EXERCISE AIM
Type out the records that follow, exactly as given.

EXERCISE MATERIAL

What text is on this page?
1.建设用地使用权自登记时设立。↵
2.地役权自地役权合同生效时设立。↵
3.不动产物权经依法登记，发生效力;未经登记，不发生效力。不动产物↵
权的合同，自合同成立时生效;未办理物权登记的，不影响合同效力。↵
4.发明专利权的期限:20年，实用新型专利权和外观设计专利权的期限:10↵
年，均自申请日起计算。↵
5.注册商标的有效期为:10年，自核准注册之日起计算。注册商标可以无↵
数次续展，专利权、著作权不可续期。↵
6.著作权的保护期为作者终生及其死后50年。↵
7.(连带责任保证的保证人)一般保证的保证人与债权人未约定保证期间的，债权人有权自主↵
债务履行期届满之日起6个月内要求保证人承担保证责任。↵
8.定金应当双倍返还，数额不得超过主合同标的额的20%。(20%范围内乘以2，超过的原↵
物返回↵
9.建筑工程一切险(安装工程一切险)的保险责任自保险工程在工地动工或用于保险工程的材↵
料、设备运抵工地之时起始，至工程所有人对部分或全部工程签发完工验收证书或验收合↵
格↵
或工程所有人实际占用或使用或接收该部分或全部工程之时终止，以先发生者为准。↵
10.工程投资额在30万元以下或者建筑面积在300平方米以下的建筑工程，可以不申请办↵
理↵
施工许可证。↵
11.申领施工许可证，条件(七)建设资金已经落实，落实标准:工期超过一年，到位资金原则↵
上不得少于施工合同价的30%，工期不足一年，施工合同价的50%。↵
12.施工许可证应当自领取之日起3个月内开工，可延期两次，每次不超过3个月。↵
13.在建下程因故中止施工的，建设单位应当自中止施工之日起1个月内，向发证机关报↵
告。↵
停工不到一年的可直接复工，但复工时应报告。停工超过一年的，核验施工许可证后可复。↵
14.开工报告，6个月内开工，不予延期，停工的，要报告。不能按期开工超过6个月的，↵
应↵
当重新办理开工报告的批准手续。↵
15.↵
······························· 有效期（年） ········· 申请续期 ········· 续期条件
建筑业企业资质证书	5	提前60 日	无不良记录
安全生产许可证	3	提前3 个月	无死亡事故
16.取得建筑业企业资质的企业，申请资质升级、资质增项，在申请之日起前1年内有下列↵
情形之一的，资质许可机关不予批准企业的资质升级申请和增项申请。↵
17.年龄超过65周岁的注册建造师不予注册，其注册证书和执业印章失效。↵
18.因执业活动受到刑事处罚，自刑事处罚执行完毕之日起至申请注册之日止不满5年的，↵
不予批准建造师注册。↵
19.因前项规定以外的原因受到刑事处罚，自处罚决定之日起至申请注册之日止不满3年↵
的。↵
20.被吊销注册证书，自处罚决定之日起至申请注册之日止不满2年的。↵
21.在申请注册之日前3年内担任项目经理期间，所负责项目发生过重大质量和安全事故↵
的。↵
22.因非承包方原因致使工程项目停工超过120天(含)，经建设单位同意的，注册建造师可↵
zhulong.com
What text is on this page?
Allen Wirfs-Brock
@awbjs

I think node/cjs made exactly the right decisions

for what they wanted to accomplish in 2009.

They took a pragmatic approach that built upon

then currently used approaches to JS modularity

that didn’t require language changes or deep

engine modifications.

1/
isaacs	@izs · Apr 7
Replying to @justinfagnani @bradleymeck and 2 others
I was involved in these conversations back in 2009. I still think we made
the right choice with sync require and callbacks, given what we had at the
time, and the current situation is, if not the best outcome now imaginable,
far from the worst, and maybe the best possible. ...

ANSWER
What text is on this page?
1.建设用地使用权自登记时设立。↵
2.地役权自地役权合同生效时设立。↵
3.不动产物权经依法登记，发生效力;未经登记，不发生效力。不动产物↵
权的合同，自合同成立时生效;未办理物权登记的，不影响合同效力。↵
4.发明专利权的期限:20年，实用新型专利权和外观设计专利权的期限:10↵
年，均自申请日起计算。↵
5.注册商标的有效期为:10年，自核准注册之日起计算。注册商标可以无↵
数次续展，专利权、著作权不可续期。↵
6.著作权的保护期为作者终生及其死后50年。↵
7.(连带责任保证的保证人)一般保证的保证人与债权人未约定保证期间的，债权人有权自主↵
债务履行期届满之日起6个月内要求保证人承担保证责任。↵
8.定金应当双倍返还，数额不得超过主合同标的额的20%。(20%范围内乘以2，超过的原↵
物返回↵
9.建筑工程一切险(安装工程一切险)的保险责任自保险工程在工地动工或用于保险工程的材↵
料、设备运抵工地之时起始，至工程所有人对部分或全部工程签发完工验收证书或验收合↵
格↵
或工程所有人实际占用或使用或接收该部分或全部工程之时终止，以先发生者为准。↵
10.工程投资额在30万元以下或者建筑面积在300平方米以下的建筑工程，可以不申请办↵
理↵
施工许可证。↵
11.申领施工许可证，条件(七)建设资金已经落实，落实标准:工期超过一年，到位资金原则↵
上不得少于施工合同价的30%，工期不足一年，施工合同价的50%。↵
12.施工许可证应当自领取之日起3个月内开工，可延期两次，每次不超过3个月。↵
13.在建下程因故中止施工的，建设单位应当自中止施工之日起1个月内，向发证机关报↵
告。↵
停工不到一年的可直接复工，但复工时应报告。停工超过一年的，核验施工许可证后可复。↵
14.开工报告，6个月内开工，不予延期，停工的，要报告。不能按期开工超过6个月的，↵
应↵
当重新办理开工报告的批准手续。↵
15.↵
······························· 有效期（年） ········· 申请续期 ········· 续期条件
建筑业企业资质证书	5	提前60 日	无不良记录
安全生产许可证	3	提前3 个月	无死亡事故
16.取得建筑业企业资质的企业，申请资质升级、资质增项，在申请之日起前1年内有下列↵
情形之一的，资质许可机关不予批准企业的资质升级申请和增项申请。↵
17.年龄超过65周岁的注册建造师不予注册，其注册证书和执业印章失效。↵
18.因执业活动受到刑事处罚，自刑事处罚执行完毕之日起至申请注册之日止不满5年的，↵
不予批准建造师注册。↵
19.因前项规定以外的原因受到刑事处罚，自处罚决定之日起至申请注册之日止不满3年↵
的。↵
20.被吊销注册证书，自处罚决定之日起至申请注册之日止不满2年的。↵
21.在申请注册之日前3年内担任项目经理期间，所负责项目发生过重大质量和安全事故↵
的。↵
22.因非承包方原因致使工程项目停工超过120天(含)，经建设单位同意的，注册建造师可↵
zhulong.com
What text is on this page?
Allen Wirfs-Brock
@awbjs

I think node/cjs made exactly the right decisions

for what they wanted to accomplish in 2009.

They took a pragmatic approach that built upon

then currently used approaches to JS modularity

that didn’t require language changes or deep

engine modifications.

1/
isaacs	@izs · Apr 7
Replying to @justinfagnani @bradleymeck and 2 others
I was involved in these conversations back in 2009. I still think we made
the right choice with sync require and callbacks, given what we had at the
time, and the current situation is, if not the best outcome now imaginable,
far from the worst, and maybe the best possible. ...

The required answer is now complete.